(Entries from a visual dataset)
+-------+

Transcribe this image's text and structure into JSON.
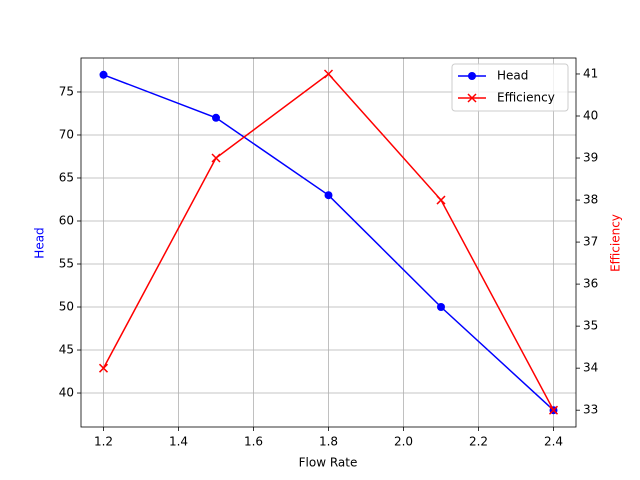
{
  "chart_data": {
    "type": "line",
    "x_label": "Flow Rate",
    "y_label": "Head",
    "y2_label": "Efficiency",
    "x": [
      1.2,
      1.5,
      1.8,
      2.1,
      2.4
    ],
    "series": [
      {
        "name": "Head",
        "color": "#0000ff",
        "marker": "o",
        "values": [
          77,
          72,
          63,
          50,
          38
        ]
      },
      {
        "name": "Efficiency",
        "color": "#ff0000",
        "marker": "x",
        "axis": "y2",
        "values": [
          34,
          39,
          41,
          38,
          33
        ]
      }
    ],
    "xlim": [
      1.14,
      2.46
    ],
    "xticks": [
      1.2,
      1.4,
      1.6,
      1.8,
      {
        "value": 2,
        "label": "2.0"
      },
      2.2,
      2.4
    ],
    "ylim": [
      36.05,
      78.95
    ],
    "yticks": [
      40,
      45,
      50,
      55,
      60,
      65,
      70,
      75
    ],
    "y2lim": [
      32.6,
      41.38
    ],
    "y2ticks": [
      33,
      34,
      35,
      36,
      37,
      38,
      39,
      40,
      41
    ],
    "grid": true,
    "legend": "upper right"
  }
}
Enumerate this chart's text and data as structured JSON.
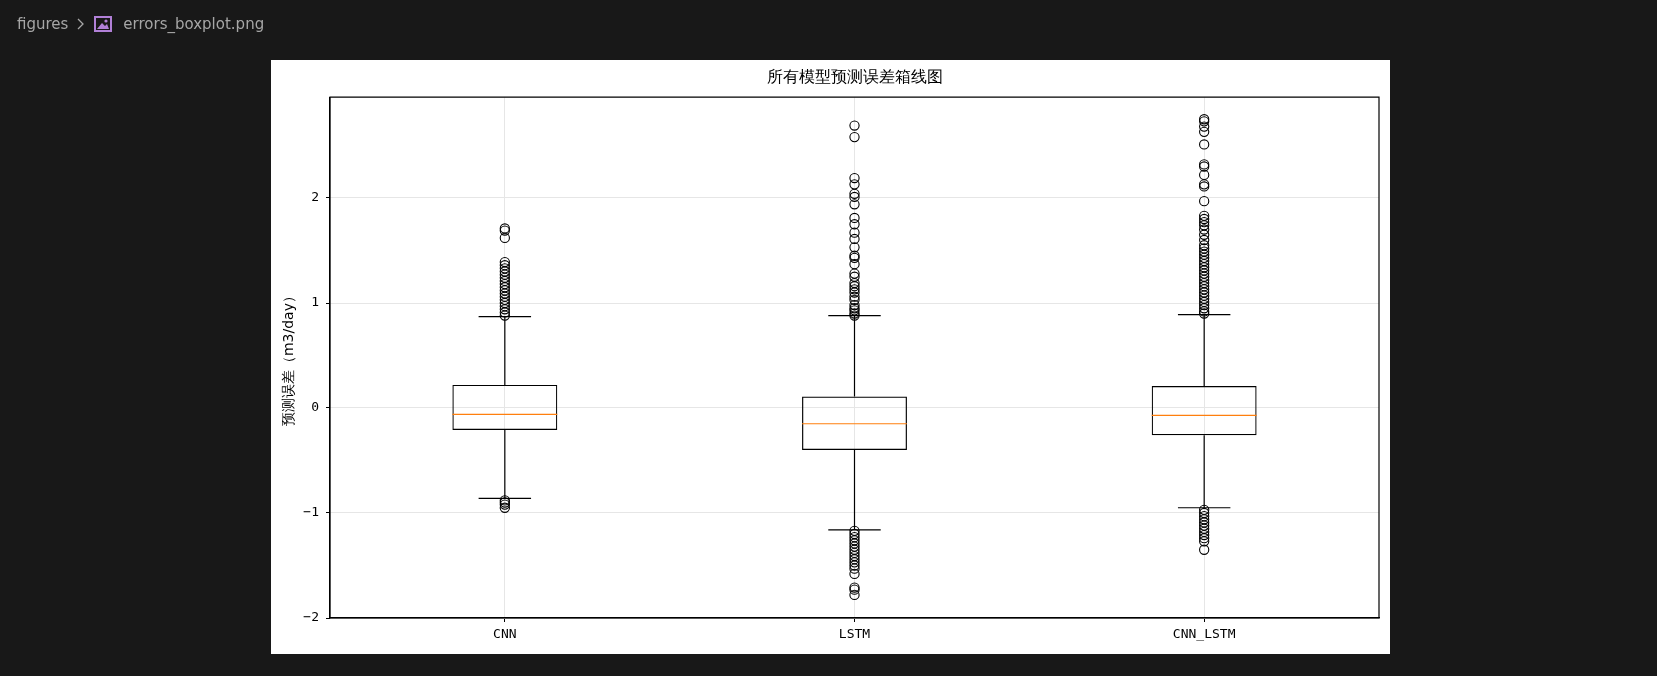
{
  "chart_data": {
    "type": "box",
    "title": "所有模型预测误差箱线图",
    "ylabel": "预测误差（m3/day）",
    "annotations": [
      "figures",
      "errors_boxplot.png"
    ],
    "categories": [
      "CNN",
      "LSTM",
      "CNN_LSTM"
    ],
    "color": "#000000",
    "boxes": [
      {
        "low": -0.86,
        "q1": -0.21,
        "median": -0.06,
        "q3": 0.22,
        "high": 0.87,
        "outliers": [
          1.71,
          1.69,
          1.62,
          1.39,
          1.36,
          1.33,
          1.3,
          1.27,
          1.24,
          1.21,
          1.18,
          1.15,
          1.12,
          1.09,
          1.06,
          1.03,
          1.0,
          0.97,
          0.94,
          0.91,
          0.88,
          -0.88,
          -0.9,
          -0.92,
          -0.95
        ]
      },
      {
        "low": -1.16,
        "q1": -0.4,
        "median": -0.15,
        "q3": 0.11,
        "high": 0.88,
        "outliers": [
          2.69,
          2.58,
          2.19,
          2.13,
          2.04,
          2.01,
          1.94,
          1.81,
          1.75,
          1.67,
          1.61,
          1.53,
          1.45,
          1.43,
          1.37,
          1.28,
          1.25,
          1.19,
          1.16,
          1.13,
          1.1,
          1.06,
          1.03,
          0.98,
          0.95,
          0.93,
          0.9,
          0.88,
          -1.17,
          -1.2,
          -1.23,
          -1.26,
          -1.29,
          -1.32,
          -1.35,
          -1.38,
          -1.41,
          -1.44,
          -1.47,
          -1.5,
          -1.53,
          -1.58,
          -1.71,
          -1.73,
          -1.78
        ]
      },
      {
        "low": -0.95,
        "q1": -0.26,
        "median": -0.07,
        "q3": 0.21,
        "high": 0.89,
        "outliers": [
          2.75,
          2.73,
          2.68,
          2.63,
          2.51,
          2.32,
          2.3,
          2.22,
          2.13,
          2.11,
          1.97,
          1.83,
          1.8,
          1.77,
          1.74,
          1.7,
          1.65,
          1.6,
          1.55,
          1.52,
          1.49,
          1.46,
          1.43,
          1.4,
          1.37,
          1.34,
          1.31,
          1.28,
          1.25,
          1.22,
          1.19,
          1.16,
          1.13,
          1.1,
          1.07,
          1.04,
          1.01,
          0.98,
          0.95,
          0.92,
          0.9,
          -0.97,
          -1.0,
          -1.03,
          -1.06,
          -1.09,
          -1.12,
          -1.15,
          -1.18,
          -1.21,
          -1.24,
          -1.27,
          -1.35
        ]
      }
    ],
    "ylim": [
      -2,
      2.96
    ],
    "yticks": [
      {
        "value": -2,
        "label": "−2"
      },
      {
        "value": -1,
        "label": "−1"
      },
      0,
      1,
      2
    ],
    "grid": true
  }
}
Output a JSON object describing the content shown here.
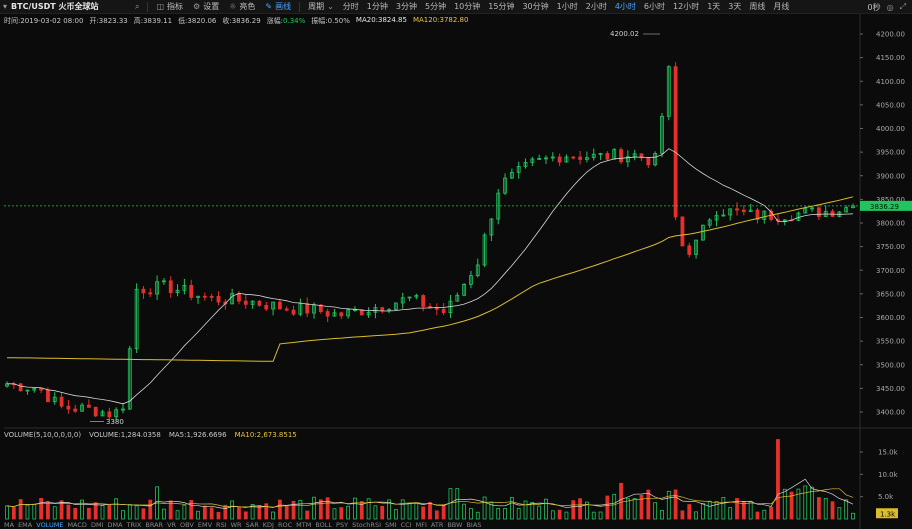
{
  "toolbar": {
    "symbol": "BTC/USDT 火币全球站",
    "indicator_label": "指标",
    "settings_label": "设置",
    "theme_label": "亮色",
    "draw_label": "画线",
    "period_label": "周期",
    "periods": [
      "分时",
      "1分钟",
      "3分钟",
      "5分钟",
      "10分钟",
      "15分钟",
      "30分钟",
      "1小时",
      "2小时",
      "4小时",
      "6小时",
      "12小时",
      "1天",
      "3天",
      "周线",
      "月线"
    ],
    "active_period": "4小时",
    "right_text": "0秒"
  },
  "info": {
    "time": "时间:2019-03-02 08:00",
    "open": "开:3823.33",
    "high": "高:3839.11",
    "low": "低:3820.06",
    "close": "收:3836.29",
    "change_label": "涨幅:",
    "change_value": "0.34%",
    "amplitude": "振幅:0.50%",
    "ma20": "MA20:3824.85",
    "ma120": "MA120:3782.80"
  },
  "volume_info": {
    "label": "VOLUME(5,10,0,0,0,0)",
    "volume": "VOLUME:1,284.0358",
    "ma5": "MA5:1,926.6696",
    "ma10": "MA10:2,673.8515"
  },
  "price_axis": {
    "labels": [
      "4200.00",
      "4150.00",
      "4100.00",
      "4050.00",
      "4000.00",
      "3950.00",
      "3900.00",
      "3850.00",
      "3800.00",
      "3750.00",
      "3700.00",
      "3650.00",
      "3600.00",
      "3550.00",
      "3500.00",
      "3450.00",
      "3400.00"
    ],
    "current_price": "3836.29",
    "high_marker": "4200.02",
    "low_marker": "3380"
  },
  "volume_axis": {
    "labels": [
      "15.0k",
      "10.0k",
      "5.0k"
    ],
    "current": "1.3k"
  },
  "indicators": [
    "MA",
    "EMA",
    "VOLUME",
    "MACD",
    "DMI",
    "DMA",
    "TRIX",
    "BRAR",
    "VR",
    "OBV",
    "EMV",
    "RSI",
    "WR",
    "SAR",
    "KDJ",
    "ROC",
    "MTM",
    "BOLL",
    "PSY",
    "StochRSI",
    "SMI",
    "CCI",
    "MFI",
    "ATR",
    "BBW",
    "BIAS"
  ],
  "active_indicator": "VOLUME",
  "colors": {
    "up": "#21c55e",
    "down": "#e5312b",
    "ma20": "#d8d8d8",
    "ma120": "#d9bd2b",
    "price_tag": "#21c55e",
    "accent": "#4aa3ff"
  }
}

+-------+

■ **EXERCISE**: Quote in full the listing given above; the images are to be left out.

■ **EXPECTED ANSWER**:
Transcribe this image's text and structure into JSON.
{
  "chart_data": {
    "type": "line",
    "x_label": "Flow Rate",
    "y_label": "Head",
    "y2_label": "Efficiency",
    "x": [
      1.2,
      1.5,
      1.8,
      2.1,
      2.4
    ],
    "series": [
      {
        "name": "Head",
        "color": "#0000ff",
        "marker": "o",
        "values": [
          77,
          72,
          63,
          50,
          38
        ]
      },
      {
        "name": "Efficiency",
        "color": "#ff0000",
        "marker": "x",
        "axis": "y2",
        "values": [
          34,
          39,
          41,
          38,
          33
        ]
      }
    ],
    "xlim": [
      1.14,
      2.46
    ],
    "xticks": [
      1.2,
      1.4,
      1.6,
      1.8,
      {
        "value": 2,
        "label": "2.0"
      },
      2.2,
      2.4
    ],
    "ylim": [
      36.05,
      78.95
    ],
    "yticks": [
      40,
      45,
      50,
      55,
      60,
      65,
      70,
      75
    ],
    "y2lim": [
      32.6,
      41.38
    ],
    "y2ticks": [
      33,
      34,
      35,
      36,
      37,
      38,
      39,
      40,
      41
    ],
    "grid": true,
    "legend": "upper right"
  }
}
Enumerate this chart's text and data as structured JSON.
{
  "chart_data": {
    "type": "box",
    "title": "所有模型预测误差箱线图",
    "ylabel": "预测误差（m3/day）",
    "annotations": [
      "figures",
      "errors_boxplot.png"
    ],
    "categories": [
      "CNN",
      "LSTM",
      "CNN_LSTM"
    ],
    "color": "#000000",
    "boxes": [
      {
        "low": -0.86,
        "q1": -0.21,
        "median": -0.06,
        "q3": 0.22,
        "high": 0.87,
        "outliers": [
          1.71,
          1.69,
          1.62,
          1.39,
          1.36,
          1.33,
          1.3,
          1.27,
          1.24,
          1.21,
          1.18,
          1.15,
          1.12,
          1.09,
          1.06,
          1.03,
          1.0,
          0.97,
          0.94,
          0.91,
          0.88,
          -0.88,
          -0.9,
          -0.92,
          -0.95
        ]
      },
      {
        "low": -1.16,
        "q1": -0.4,
        "median": -0.15,
        "q3": 0.11,
        "high": 0.88,
        "outliers": [
          2.69,
          2.58,
          2.19,
          2.13,
          2.04,
          2.01,
          1.94,
          1.81,
          1.75,
          1.67,
          1.61,
          1.53,
          1.45,
          1.43,
          1.37,
          1.28,
          1.25,
          1.19,
          1.16,
          1.13,
          1.1,
          1.06,
          1.03,
          0.98,
          0.95,
          0.93,
          0.9,
          0.88,
          -1.17,
          -1.2,
          -1.23,
          -1.26,
          -1.29,
          -1.32,
          -1.35,
          -1.38,
          -1.41,
          -1.44,
          -1.47,
          -1.5,
          -1.53,
          -1.58,
          -1.71,
          -1.73,
          -1.78
        ]
      },
      {
        "low": -0.95,
        "q1": -0.26,
        "median": -0.07,
        "q3": 0.21,
        "high": 0.89,
        "outliers": [
          2.75,
          2.73,
          2.68,
          2.63,
          2.51,
          2.32,
          2.3,
          2.22,
          2.13,
          2.11,
          1.97,
          1.83,
          1.8,
          1.77,
          1.74,
          1.7,
          1.65,
          1.6,
          1.55,
          1.52,
          1.49,
          1.46,
          1.43,
          1.4,
          1.37,
          1.34,
          1.31,
          1.28,
          1.25,
          1.22,
          1.19,
          1.16,
          1.13,
          1.1,
          1.07,
          1.04,
          1.01,
          0.98,
          0.95,
          0.92,
          0.9,
          -0.97,
          -1.0,
          -1.03,
          -1.06,
          -1.09,
          -1.12,
          -1.15,
          -1.18,
          -1.21,
          -1.24,
          -1.27,
          -1.35
        ]
      }
    ],
    "ylim": [
      -2,
      2.96
    ],
    "yticks": [
      {
        "value": -2,
        "label": "−2"
      },
      {
        "value": -1,
        "label": "−1"
      },
      0,
      1,
      2
    ],
    "grid": true
  }
}
Output a JSON object describing the content shown here.
{
  "toolbar": {
    "symbol": "BTC/USDT 火币全球站",
    "indicator_label": "指标",
    "settings_label": "设置",
    "theme_label": "亮色",
    "draw_label": "画线",
    "period_label": "周期",
    "periods": [
      "分时",
      "1分钟",
      "3分钟",
      "5分钟",
      "10分钟",
      "15分钟",
      "30分钟",
      "1小时",
      "2小时",
      "4小时",
      "6小时",
      "12小时",
      "1天",
      "3天",
      "周线",
      "月线"
    ],
    "active_period": "4小时",
    "right_text": "0秒"
  },
  "info": {
    "time": "时间:2019-03-02 08:00",
    "open": "开:3823.33",
    "high": "高:3839.11",
    "low": "低:3820.06",
    "close": "收:3836.29",
    "change_label": "涨幅:",
    "change_value": "0.34%",
    "amplitude": "振幅:0.50%",
    "ma20": "MA20:3824.85",
    "ma120": "MA120:3782.80"
  },
  "volume_info": {
    "label": "VOLUME(5,10,0,0,0,0)",
    "volume": "VOLUME:1,284.0358",
    "ma5": "MA5:1,926.6696",
    "ma10": "MA10:2,673.8515"
  },
  "price_axis": {
    "labels": [
      "4200.00",
      "4150.00",
      "4100.00",
      "4050.00",
      "4000.00",
      "3950.00",
      "3900.00",
      "3850.00",
      "3800.00",
      "3750.00",
      "3700.00",
      "3650.00",
      "3600.00",
      "3550.00",
      "3500.00",
      "3450.00",
      "3400.00"
    ],
    "current_price": "3836.29",
    "high_marker": "4200.02",
    "low_marker": "3380"
  },
  "volume_axis": {
    "labels": [
      "15.0k",
      "10.0k",
      "5.0k"
    ],
    "current": "1.3k"
  },
  "indicators": [
    "MA",
    "EMA",
    "VOLUME",
    "MACD",
    "DMI",
    "DMA",
    "TRIX",
    "BRAR",
    "VR",
    "OBV",
    "EMV",
    "RSI",
    "WR",
    "SAR",
    "KDJ",
    "ROC",
    "MTM",
    "BOLL",
    "PSY",
    "StochRSI",
    "SMI",
    "CCI",
    "MFI",
    "ATR",
    "BBW",
    "BIAS"
  ],
  "active_indicator": "VOLUME",
  "colors": {
    "up": "#21c55e",
    "down": "#e5312b",
    "ma20": "#d8d8d8",
    "ma120": "#d9bd2b",
    "price_tag": "#21c55e",
    "accent": "#4aa3ff"
  }
}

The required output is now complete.